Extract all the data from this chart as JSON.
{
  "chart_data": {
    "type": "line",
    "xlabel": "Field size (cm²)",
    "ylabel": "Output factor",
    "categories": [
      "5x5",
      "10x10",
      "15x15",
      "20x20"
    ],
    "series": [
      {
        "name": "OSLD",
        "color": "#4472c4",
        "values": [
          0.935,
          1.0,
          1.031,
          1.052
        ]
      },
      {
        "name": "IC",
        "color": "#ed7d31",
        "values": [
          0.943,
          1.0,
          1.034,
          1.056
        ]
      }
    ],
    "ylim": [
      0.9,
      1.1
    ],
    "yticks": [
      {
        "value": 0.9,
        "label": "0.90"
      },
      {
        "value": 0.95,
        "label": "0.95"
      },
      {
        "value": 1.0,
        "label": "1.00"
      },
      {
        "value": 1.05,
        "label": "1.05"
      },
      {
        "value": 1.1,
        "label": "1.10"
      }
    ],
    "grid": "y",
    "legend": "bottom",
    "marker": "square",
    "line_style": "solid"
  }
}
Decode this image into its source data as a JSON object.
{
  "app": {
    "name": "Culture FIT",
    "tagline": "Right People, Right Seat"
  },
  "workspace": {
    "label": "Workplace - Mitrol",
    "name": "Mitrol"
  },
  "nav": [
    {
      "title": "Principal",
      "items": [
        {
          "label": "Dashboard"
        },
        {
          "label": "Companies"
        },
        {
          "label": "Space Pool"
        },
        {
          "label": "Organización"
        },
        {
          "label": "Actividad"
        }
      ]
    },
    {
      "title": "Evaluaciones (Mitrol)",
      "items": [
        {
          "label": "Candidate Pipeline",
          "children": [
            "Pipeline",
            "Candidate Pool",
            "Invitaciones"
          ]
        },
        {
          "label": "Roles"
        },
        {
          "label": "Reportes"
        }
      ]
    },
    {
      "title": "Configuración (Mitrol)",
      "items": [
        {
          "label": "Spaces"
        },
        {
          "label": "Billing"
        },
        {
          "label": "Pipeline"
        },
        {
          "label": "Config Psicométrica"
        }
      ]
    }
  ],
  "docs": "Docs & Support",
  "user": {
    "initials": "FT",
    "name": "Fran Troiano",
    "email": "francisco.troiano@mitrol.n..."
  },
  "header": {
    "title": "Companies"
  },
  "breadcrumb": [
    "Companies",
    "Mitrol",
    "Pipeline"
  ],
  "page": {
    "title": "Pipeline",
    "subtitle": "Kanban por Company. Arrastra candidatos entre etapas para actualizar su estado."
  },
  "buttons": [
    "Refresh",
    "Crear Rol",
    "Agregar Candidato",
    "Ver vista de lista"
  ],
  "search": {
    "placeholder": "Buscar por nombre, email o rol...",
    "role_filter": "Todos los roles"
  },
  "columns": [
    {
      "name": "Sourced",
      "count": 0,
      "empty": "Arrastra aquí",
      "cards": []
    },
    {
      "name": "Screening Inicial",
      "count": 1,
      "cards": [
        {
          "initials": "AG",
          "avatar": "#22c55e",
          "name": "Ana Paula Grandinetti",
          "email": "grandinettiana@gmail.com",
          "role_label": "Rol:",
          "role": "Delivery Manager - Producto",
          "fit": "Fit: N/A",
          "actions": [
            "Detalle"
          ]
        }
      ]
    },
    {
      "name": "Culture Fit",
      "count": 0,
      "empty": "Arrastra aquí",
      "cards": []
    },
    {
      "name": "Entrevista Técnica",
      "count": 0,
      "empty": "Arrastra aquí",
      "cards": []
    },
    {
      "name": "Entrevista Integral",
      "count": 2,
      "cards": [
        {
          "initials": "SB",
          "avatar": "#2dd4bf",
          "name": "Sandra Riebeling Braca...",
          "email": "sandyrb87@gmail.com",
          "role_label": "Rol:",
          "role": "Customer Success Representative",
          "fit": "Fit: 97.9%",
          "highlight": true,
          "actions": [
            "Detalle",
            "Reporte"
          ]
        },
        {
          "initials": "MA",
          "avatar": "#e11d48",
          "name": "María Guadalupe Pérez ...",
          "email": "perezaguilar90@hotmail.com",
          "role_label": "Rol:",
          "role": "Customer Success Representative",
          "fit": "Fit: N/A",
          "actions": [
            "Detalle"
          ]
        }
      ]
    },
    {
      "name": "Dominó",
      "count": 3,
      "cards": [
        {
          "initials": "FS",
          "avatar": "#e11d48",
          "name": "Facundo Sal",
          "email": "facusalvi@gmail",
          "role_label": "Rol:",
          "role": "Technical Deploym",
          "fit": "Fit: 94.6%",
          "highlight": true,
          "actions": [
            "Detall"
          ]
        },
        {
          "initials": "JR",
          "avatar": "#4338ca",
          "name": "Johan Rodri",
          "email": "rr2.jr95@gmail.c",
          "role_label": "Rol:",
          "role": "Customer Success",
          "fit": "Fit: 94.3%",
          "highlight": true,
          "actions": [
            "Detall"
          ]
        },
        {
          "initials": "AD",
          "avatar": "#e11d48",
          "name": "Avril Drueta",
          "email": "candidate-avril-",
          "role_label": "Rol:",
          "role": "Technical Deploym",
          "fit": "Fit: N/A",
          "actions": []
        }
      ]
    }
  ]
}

************

● **Task requirements**: Every line above needs to be retyped exactly.

● **Written solution**:
Extract all the data from this chart as JSON.
{
  "chart_data": {
    "type": "line",
    "xlabel": "Field size (cm²)",
    "ylabel": "Output factor",
    "categories": [
      "5x5",
      "10x10",
      "15x15",
      "20x20"
    ],
    "series": [
      {
        "name": "OSLD",
        "color": "#4472c4",
        "values": [
          0.935,
          1.0,
          1.031,
          1.052
        ]
      },
      {
        "name": "IC",
        "color": "#ed7d31",
        "values": [
          0.943,
          1.0,
          1.034,
          1.056
        ]
      }
    ],
    "ylim": [
      0.9,
      1.1
    ],
    "yticks": [
      {
        "value": 0.9,
        "label": "0.90"
      },
      {
        "value": 0.95,
        "label": "0.95"
      },
      {
        "value": 1.0,
        "label": "1.00"
      },
      {
        "value": 1.05,
        "label": "1.05"
      },
      {
        "value": 1.1,
        "label": "1.10"
      }
    ],
    "grid": "y",
    "legend": "bottom",
    "marker": "square",
    "line_style": "solid"
  }
}
Decode this image into its source data as a JSON object.
{
  "app": {
    "name": "Culture FIT",
    "tagline": "Right People, Right Seat"
  },
  "workspace": {
    "label": "Workplace - Mitrol",
    "name": "Mitrol"
  },
  "nav": [
    {
      "title": "Principal",
      "items": [
        {
          "label": "Dashboard"
        },
        {
          "label": "Companies"
        },
        {
          "label": "Space Pool"
        },
        {
          "label": "Organización"
        },
        {
          "label": "Actividad"
        }
      ]
    },
    {
      "title": "Evaluaciones (Mitrol)",
      "items": [
        {
          "label": "Candidate Pipeline",
          "children": [
            "Pipeline",
            "Candidate Pool",
            "Invitaciones"
          ]
        },
        {
          "label": "Roles"
        },
        {
          "label": "Reportes"
        }
      ]
    },
    {
      "title": "Configuración (Mitrol)",
      "items": [
        {
          "label": "Spaces"
        },
        {
          "label": "Billing"
        },
        {
          "label": "Pipeline"
        },
        {
          "label": "Config Psicométrica"
        }
      ]
    }
  ],
  "docs": "Docs & Support",
  "user": {
    "initials": "FT",
    "name": "Fran Troiano",
    "email": "francisco.troiano@mitrol.n..."
  },
  "header": {
    "title": "Companies"
  },
  "breadcrumb": [
    "Companies",
    "Mitrol",
    "Pipeline"
  ],
  "page": {
    "title": "Pipeline",
    "subtitle": "Kanban por Company. Arrastra candidatos entre etapas para actualizar su estado."
  },
  "buttons": [
    "Refresh",
    "Crear Rol",
    "Agregar Candidato",
    "Ver vista de lista"
  ],
  "search": {
    "placeholder": "Buscar por nombre, email o rol...",
    "role_filter": "Todos los roles"
  },
  "columns": [
    {
      "name": "Sourced",
      "count": 0,
      "empty": "Arrastra aquí",
      "cards": []
    },
    {
      "name": "Screening Inicial",
      "count": 1,
      "cards": [
        {
          "initials": "AG",
          "avatar": "#22c55e",
          "name": "Ana Paula Grandinetti",
          "email": "grandinettiana@gmail.com",
          "role_label": "Rol:",
          "role": "Delivery Manager - Producto",
          "fit": "Fit: N/A",
          "actions": [
            "Detalle"
          ]
        }
      ]
    },
    {
      "name": "Culture Fit",
      "count": 0,
      "empty": "Arrastra aquí",
      "cards": []
    },
    {
      "name": "Entrevista Técnica",
      "count": 0,
      "empty": "Arrastra aquí",
      "cards": []
    },
    {
      "name": "Entrevista Integral",
      "count": 2,
      "cards": [
        {
          "initials": "SB",
          "avatar": "#2dd4bf",
          "name": "Sandra Riebeling Braca...",
          "email": "sandyrb87@gmail.com",
          "role_label": "Rol:",
          "role": "Customer Success Representative",
          "fit": "Fit: 97.9%",
          "highlight": true,
          "actions": [
            "Detalle",
            "Reporte"
          ]
        },
        {
          "initials": "MA",
          "avatar": "#e11d48",
          "name": "María Guadalupe Pérez ...",
          "email": "perezaguilar90@hotmail.com",
          "role_label": "Rol:",
          "role": "Customer Success Representative",
          "fit": "Fit: N/A",
          "actions": [
            "Detalle"
          ]
        }
      ]
    },
    {
      "name": "Dominó",
      "count": 3,
      "cards": [
        {
          "initials": "FS",
          "avatar": "#e11d48",
          "name": "Facundo Sal",
          "email": "facusalvi@gmail",
          "role_label": "Rol:",
          "role": "Technical Deploym",
          "fit": "Fit: 94.6%",
          "highlight": true,
          "actions": [
            "Detall"
          ]
        },
        {
          "initials": "JR",
          "avatar": "#4338ca",
          "name": "Johan Rodri",
          "email": "rr2.jr95@gmail.c",
          "role_label": "Rol:",
          "role": "Customer Success",
          "fit": "Fit: 94.3%",
          "highlight": true,
          "actions": [
            "Detall"
          ]
        },
        {
          "initials": "AD",
          "avatar": "#e11d48",
          "name": "Avril Drueta",
          "email": "candidate-avril-",
          "role_label": "Rol:",
          "role": "Technical Deploym",
          "fit": "Fit: N/A",
          "actions": []
        }
      ]
    }
  ]
}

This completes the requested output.